▼
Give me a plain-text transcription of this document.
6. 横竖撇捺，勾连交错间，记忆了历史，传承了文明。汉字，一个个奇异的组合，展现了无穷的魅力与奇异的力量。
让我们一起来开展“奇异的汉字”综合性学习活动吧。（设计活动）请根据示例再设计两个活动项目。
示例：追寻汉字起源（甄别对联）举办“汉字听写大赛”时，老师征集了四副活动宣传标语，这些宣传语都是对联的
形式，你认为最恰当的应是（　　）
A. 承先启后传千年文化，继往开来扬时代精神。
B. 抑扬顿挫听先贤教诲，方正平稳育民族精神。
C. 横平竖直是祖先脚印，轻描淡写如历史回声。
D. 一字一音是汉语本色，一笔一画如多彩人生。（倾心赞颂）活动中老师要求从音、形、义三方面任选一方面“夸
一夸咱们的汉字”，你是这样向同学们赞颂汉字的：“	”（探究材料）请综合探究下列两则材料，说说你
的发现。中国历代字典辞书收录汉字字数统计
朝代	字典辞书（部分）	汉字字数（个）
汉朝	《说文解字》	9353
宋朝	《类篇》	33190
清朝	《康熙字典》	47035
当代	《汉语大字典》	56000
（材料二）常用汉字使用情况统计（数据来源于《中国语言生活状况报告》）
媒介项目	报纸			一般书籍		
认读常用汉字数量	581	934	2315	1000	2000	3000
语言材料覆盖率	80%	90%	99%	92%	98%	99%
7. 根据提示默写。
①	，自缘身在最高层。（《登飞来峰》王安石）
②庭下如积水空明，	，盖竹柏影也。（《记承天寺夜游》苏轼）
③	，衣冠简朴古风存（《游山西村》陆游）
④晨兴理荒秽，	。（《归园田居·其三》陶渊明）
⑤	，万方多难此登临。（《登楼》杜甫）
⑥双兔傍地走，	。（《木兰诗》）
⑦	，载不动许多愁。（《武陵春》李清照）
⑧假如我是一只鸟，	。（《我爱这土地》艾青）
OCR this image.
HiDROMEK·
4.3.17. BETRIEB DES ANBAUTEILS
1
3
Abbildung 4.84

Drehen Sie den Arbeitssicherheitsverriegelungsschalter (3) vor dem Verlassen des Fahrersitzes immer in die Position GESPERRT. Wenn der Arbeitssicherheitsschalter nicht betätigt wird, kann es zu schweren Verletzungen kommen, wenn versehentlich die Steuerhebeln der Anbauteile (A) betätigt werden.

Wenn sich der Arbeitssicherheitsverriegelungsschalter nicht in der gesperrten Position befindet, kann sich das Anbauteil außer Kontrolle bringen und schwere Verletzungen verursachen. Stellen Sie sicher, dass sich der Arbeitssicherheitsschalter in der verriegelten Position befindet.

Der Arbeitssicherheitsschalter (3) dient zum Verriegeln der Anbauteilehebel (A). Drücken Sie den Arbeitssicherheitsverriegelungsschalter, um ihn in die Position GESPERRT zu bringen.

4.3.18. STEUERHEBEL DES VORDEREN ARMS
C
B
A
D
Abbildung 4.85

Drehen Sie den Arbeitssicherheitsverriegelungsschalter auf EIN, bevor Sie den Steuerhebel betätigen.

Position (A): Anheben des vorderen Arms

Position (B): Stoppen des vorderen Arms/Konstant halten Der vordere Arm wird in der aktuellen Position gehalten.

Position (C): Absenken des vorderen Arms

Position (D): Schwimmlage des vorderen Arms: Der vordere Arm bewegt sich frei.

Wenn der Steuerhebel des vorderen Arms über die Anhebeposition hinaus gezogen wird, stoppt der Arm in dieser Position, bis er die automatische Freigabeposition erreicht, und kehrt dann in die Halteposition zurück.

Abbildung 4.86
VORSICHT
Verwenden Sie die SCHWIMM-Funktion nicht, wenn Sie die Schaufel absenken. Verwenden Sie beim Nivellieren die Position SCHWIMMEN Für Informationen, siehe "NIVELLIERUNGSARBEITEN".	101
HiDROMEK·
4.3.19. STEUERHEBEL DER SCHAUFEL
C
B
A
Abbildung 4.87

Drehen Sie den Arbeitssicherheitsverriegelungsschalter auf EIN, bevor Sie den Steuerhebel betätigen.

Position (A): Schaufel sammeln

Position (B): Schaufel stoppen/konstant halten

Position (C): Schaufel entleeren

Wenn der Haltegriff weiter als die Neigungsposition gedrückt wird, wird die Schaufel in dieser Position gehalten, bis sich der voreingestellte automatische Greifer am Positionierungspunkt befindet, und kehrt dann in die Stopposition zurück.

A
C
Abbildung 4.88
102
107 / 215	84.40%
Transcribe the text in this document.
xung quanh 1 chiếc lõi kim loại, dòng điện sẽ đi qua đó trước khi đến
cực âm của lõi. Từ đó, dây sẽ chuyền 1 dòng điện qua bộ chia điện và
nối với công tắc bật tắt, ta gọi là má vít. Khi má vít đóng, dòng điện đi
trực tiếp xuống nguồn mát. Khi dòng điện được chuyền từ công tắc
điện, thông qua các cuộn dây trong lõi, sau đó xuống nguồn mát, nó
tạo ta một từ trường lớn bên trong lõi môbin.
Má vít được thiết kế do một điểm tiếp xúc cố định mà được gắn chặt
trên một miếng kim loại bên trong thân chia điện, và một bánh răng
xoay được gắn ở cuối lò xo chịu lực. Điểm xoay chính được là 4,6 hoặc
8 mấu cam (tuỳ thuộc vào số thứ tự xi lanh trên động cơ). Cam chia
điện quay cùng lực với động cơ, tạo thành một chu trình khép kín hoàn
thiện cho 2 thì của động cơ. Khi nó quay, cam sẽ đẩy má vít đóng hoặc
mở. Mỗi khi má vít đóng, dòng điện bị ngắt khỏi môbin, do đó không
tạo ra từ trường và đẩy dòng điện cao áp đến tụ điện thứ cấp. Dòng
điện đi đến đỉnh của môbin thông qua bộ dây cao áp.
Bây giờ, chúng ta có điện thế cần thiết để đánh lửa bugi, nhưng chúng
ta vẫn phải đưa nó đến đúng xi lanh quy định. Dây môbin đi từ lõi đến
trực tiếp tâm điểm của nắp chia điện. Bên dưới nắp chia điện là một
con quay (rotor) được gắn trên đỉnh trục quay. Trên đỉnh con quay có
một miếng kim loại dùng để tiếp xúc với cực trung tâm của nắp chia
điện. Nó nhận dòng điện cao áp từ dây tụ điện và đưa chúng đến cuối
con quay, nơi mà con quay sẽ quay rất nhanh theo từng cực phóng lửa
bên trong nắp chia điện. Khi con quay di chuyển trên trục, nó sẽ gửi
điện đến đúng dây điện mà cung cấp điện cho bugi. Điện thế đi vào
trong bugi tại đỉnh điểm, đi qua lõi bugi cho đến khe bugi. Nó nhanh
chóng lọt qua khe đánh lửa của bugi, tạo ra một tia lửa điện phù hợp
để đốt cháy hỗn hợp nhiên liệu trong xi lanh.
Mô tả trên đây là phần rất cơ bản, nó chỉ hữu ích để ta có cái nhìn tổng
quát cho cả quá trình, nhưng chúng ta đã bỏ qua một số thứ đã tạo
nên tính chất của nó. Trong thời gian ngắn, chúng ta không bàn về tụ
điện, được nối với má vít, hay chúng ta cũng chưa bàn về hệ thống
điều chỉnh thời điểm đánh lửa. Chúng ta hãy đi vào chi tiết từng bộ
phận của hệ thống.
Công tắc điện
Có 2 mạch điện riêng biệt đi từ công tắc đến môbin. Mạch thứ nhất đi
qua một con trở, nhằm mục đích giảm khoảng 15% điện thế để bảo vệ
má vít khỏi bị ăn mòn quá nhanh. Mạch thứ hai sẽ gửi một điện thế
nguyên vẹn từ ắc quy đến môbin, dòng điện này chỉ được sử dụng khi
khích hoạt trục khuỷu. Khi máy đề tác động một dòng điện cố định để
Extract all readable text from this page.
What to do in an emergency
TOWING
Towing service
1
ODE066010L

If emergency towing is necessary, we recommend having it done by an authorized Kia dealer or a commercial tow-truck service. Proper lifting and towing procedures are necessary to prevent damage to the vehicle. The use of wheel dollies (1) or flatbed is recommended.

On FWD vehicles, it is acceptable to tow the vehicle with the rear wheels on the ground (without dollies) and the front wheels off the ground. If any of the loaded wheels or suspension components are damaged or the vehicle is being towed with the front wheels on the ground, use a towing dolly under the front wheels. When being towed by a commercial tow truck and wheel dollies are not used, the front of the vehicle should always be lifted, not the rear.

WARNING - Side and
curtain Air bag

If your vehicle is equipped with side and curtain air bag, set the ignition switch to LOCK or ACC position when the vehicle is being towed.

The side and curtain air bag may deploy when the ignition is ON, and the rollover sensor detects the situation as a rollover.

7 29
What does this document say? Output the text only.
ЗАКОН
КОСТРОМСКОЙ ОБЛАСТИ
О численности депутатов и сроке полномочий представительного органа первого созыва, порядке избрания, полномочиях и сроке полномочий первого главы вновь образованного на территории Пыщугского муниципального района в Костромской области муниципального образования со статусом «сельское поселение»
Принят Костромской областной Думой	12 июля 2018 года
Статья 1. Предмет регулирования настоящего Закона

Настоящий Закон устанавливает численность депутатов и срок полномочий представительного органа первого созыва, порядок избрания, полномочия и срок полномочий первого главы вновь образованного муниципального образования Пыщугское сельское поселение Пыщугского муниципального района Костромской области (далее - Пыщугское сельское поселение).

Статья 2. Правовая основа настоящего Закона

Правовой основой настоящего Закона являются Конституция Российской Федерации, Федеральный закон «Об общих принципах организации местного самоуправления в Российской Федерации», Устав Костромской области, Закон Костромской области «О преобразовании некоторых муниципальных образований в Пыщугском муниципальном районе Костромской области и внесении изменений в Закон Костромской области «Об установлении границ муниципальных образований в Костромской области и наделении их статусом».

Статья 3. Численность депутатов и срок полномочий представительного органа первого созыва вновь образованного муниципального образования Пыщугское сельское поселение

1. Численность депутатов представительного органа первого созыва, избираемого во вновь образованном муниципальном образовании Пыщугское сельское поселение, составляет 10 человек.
▲
*Aim:* Look through the data and show every line containing "nhưng".

*Exercise output:*
Bây giờ, chúng ta có điện thế cần thiết để đánh lửa bugi, nhưng chúng
quát cho cả quá trình, nhưng chúng ta đã bỏ qua một số thứ đã tạo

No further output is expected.